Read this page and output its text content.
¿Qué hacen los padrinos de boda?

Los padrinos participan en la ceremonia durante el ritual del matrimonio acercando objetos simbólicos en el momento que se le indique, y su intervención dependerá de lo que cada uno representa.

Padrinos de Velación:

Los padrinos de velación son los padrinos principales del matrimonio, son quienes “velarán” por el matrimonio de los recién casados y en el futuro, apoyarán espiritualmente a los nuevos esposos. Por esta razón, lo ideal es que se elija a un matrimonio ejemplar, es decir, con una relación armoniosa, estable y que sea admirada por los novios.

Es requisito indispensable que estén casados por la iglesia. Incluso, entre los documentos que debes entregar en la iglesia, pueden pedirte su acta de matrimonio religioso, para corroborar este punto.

:::

Directive: Pull out every line in the material above where "casados" occurs.

In response:
Los padrinos de velación son los padrinos principales del matrimonio, son quienes “velarán” por el matrimonio de los recién casados y en el futuro, apoyarán espiritualmente a los nuevos esposos. Por esta razón, lo ideal es que se elija a un matrimonio ejemplar, es decir, con una relación armoniosa, estable y que sea admirada por los novios.
Es requisito indispensable que estén casados por la iglesia. Incluso, entre los documentos que debes entregar en la iglesia, pueden pedirte su acta de matrimonio religioso, para corroborar este punto.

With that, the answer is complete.